#### WHAT TO DO:
Check each line for the string "image" and give only the count of lines that have it.

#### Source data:
* * * * * * * * *
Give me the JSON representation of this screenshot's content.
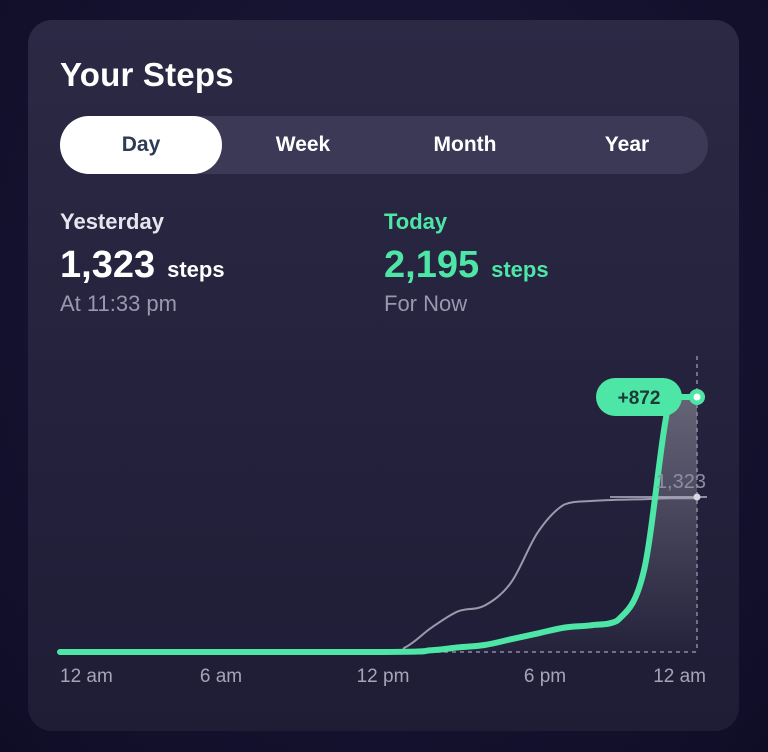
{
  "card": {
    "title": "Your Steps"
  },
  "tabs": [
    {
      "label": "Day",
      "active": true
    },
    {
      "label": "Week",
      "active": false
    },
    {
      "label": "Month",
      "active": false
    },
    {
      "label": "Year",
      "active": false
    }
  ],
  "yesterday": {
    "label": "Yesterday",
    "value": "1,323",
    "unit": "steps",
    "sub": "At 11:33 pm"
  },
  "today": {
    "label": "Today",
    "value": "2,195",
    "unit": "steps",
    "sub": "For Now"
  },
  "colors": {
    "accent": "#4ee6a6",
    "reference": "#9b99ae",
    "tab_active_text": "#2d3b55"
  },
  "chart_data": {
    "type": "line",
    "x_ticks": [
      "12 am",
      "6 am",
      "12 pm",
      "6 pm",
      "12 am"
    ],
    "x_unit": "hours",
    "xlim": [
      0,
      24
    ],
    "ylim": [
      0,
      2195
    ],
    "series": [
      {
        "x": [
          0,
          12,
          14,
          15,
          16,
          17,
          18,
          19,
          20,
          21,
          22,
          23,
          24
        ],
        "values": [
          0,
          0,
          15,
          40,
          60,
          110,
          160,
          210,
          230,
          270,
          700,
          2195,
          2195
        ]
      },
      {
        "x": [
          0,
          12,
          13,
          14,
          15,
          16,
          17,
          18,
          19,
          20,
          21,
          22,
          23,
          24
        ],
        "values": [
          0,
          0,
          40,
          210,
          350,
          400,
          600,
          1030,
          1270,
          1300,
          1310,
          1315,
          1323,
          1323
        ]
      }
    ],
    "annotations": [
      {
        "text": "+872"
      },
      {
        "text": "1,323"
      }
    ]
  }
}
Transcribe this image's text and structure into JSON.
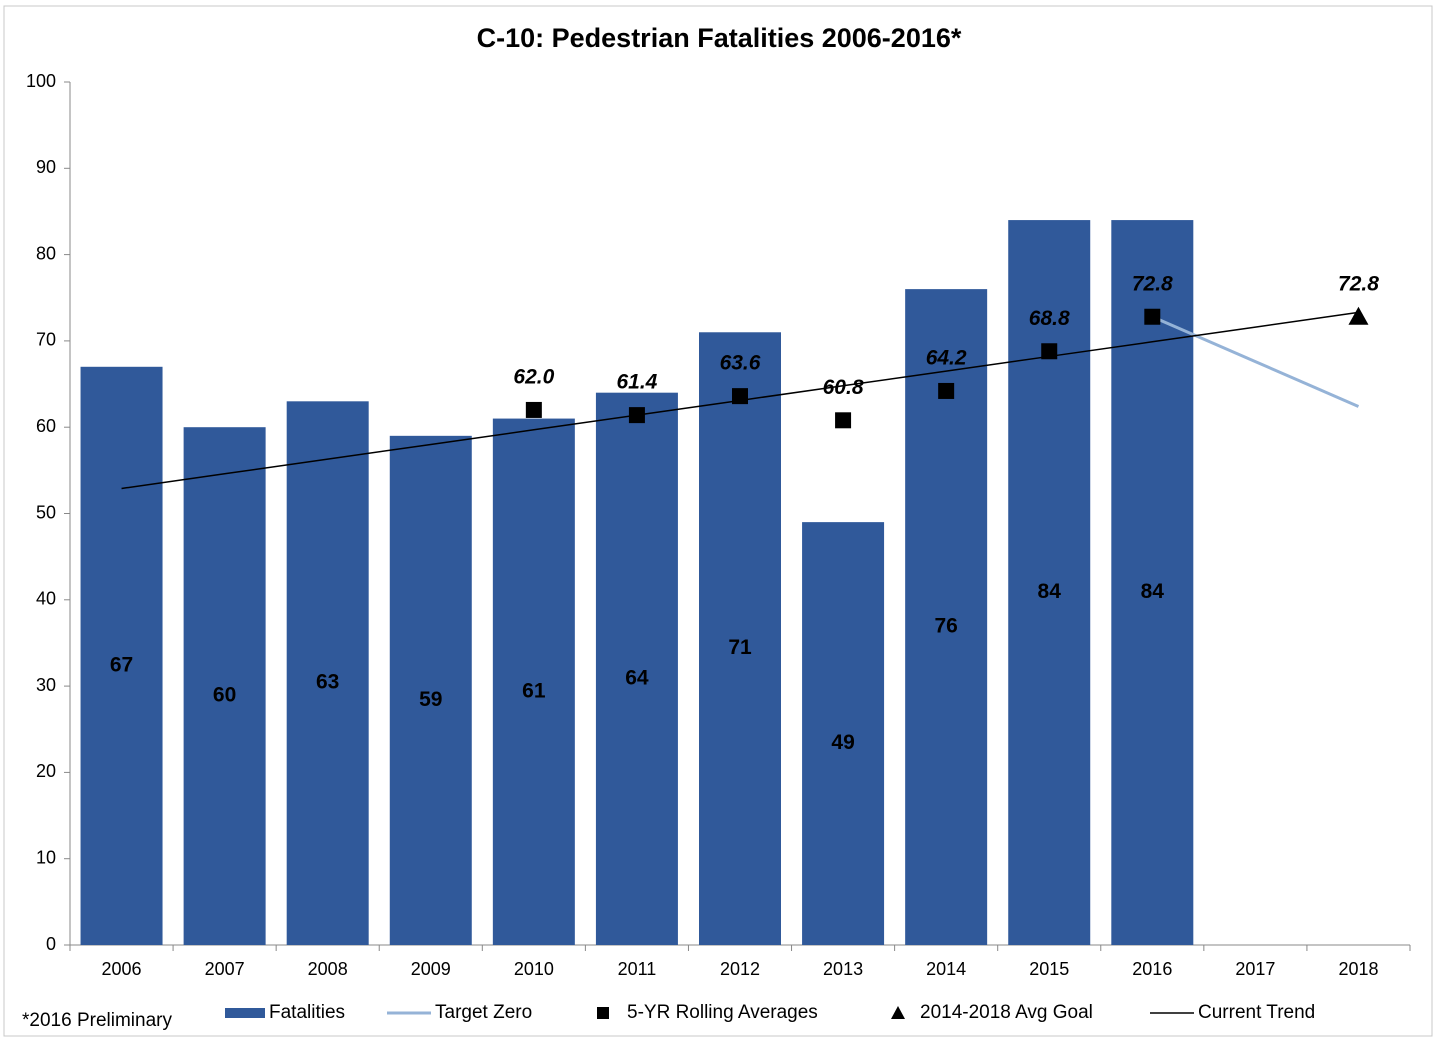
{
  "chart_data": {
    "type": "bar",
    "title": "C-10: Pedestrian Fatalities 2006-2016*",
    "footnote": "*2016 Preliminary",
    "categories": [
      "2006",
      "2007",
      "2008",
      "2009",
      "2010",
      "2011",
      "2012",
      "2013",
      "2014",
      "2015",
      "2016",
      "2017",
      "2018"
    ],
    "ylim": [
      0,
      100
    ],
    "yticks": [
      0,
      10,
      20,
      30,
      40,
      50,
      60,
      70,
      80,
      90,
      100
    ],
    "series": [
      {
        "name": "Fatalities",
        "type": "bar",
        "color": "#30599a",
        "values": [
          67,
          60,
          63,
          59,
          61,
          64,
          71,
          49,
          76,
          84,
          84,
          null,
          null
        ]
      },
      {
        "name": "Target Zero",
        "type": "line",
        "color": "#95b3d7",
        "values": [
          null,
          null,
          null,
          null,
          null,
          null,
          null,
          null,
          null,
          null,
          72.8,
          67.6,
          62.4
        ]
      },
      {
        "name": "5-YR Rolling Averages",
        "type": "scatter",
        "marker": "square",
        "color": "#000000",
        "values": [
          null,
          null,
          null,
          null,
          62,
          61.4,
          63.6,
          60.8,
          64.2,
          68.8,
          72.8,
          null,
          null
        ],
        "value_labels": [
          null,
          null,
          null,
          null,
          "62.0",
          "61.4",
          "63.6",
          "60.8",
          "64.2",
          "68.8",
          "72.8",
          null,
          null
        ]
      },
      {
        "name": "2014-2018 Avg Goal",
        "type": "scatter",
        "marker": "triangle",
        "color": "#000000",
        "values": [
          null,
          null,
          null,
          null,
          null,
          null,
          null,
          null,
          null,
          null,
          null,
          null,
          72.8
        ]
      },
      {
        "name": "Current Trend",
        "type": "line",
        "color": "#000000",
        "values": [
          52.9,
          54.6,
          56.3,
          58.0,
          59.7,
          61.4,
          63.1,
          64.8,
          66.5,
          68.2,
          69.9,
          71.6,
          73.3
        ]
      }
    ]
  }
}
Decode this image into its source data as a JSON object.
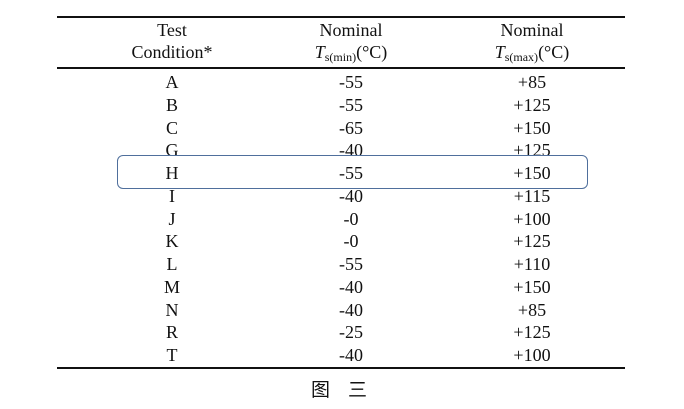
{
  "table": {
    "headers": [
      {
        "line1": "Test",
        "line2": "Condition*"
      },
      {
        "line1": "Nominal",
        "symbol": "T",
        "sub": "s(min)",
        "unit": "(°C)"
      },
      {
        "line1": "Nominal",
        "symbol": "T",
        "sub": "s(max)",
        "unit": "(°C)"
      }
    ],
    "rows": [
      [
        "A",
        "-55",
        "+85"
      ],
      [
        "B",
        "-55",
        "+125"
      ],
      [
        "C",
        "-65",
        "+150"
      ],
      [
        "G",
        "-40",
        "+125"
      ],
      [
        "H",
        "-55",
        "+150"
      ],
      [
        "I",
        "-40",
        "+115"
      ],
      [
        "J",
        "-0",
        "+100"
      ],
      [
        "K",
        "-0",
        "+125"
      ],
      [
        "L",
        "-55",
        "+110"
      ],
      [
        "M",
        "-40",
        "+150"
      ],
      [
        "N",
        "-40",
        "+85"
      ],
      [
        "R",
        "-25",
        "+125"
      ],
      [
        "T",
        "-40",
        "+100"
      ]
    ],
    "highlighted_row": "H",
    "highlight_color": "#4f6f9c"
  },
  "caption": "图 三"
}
* * * * * * * * *
#### TASK OUTPUT:
2